Stored items
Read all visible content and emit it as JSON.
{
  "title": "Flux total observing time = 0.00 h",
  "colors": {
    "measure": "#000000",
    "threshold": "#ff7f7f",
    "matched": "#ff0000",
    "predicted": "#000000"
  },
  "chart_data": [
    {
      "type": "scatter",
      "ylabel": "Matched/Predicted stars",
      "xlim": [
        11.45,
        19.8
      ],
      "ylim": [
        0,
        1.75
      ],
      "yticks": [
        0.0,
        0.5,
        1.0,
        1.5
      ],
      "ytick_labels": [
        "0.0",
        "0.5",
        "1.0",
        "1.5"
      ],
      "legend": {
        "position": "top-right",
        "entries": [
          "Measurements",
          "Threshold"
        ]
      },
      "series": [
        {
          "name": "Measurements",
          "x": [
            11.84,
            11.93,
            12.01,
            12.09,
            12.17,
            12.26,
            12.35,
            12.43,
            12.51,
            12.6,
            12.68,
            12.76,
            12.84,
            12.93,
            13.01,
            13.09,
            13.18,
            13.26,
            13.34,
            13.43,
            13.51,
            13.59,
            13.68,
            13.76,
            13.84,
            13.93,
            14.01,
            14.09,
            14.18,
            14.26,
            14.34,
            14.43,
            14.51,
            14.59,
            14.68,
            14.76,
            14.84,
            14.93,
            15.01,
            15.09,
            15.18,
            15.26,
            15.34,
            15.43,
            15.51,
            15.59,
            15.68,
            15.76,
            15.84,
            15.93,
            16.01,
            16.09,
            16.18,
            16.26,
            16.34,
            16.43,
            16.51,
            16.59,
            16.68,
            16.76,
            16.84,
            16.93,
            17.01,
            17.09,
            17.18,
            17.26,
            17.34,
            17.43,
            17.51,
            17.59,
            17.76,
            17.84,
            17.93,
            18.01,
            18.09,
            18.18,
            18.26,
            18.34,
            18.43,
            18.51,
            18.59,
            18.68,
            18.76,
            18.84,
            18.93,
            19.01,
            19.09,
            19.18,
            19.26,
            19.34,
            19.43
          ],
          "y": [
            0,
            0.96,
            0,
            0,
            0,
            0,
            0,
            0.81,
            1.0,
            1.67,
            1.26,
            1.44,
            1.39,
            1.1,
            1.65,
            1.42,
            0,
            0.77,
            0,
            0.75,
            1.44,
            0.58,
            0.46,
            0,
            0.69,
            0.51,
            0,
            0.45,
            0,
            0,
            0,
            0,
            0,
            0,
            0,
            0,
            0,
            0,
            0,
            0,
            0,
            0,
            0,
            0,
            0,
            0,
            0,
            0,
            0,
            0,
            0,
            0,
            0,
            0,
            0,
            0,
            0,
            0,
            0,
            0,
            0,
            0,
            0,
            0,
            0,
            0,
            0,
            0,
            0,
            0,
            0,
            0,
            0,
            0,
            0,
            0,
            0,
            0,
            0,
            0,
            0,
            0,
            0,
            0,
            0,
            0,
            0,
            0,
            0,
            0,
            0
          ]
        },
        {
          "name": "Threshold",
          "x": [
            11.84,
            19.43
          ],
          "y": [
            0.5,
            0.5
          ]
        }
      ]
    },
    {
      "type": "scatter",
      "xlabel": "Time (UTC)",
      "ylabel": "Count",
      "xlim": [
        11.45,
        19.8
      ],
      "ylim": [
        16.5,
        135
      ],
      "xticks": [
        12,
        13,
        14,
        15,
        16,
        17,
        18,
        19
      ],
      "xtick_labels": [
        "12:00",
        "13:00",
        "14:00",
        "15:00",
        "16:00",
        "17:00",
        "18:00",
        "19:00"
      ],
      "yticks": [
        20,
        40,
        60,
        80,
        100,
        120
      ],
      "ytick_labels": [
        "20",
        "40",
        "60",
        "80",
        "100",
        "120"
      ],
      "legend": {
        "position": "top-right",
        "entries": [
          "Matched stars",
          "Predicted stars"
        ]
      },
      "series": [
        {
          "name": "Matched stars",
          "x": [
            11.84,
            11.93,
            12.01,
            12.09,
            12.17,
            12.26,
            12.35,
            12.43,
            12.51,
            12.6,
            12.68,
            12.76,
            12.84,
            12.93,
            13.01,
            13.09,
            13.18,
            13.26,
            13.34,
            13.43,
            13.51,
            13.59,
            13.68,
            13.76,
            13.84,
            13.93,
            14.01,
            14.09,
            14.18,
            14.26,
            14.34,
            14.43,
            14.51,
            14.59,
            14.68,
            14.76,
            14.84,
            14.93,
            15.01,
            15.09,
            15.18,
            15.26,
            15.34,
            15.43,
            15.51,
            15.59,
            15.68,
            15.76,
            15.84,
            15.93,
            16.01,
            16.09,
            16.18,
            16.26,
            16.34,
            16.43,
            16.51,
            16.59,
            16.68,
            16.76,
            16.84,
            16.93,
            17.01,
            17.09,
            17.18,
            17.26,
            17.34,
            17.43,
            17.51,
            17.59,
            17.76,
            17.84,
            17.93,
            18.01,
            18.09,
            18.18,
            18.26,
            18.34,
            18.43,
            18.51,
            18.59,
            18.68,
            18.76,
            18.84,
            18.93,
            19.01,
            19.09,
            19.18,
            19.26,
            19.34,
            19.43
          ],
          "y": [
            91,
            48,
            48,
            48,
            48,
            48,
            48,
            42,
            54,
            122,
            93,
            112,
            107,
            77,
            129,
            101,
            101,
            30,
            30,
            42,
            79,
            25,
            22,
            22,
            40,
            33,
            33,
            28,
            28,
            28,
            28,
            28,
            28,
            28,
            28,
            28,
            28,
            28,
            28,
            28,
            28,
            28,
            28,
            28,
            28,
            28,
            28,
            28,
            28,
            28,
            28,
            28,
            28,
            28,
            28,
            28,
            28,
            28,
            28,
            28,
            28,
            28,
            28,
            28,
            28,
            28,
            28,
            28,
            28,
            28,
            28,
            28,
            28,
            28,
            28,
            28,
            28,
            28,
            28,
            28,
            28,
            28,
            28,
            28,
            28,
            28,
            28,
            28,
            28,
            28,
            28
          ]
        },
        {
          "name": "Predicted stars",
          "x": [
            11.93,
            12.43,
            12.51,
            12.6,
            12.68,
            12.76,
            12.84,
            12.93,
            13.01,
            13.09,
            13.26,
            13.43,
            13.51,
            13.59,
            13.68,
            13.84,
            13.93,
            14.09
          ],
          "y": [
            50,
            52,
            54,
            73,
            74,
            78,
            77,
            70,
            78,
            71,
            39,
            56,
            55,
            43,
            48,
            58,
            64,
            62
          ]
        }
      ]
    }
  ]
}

--

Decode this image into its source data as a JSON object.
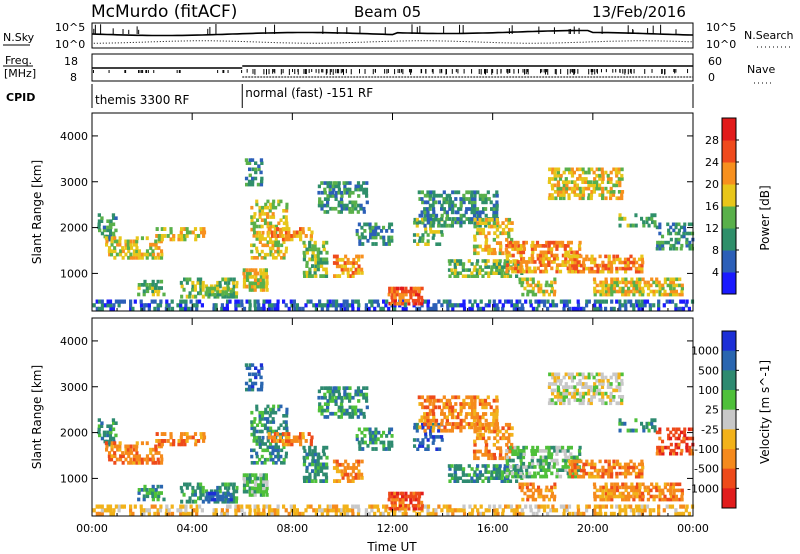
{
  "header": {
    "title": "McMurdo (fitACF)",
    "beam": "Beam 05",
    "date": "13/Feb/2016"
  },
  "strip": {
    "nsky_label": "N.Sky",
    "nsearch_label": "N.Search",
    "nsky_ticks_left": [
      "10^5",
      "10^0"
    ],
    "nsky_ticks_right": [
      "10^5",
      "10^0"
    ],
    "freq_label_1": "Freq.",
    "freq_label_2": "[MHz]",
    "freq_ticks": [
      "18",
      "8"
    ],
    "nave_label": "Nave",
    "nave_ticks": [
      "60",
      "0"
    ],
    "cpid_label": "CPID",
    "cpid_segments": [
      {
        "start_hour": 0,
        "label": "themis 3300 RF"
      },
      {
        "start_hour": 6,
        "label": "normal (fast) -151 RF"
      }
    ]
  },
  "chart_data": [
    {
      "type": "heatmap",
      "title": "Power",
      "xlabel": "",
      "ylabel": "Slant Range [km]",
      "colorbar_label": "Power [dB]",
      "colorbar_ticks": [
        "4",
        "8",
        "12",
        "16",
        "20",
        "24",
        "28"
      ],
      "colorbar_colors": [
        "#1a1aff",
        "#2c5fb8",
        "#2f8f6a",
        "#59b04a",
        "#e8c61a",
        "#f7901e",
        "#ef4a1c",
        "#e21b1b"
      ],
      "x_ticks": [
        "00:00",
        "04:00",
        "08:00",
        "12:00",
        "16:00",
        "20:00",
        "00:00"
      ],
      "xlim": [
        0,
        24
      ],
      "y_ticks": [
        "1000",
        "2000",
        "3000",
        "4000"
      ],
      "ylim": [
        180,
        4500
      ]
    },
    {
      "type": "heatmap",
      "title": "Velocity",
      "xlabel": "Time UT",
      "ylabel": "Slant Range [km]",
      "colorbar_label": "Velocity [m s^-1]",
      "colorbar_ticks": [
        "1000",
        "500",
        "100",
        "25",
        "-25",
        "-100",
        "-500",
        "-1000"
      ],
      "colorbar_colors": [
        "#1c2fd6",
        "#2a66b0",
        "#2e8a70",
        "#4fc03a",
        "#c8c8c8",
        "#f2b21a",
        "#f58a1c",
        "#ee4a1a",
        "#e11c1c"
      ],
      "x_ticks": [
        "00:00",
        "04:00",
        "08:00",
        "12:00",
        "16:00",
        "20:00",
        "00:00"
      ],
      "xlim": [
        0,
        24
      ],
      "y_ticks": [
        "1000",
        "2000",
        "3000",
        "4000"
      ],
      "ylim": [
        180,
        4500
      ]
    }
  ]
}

* * *

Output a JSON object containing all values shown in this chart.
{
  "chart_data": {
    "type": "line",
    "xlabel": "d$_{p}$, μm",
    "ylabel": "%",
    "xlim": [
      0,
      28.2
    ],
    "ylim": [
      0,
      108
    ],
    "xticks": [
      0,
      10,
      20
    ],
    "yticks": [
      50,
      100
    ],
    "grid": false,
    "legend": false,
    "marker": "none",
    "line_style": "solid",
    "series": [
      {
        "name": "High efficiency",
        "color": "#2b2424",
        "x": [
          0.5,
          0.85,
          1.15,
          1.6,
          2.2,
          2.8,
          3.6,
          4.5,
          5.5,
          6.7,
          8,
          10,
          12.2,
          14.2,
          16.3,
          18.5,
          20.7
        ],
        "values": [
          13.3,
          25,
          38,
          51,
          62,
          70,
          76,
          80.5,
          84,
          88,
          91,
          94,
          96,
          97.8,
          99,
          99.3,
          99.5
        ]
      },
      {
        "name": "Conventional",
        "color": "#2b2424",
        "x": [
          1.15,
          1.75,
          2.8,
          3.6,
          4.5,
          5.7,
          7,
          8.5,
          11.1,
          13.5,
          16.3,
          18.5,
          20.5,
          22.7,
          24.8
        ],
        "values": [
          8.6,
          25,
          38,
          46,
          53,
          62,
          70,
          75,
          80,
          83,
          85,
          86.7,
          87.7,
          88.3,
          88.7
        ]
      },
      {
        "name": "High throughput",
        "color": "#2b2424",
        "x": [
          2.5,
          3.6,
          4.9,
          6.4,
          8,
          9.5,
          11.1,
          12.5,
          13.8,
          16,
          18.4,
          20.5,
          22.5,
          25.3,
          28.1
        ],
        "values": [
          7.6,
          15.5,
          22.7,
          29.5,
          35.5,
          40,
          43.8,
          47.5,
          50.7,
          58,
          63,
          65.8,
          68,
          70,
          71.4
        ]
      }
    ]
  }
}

SHORT EXERCISE - State how many lines of the data include the word "xlabel", with nothing else.

SOLUTION TO THIS EXERCISE - 4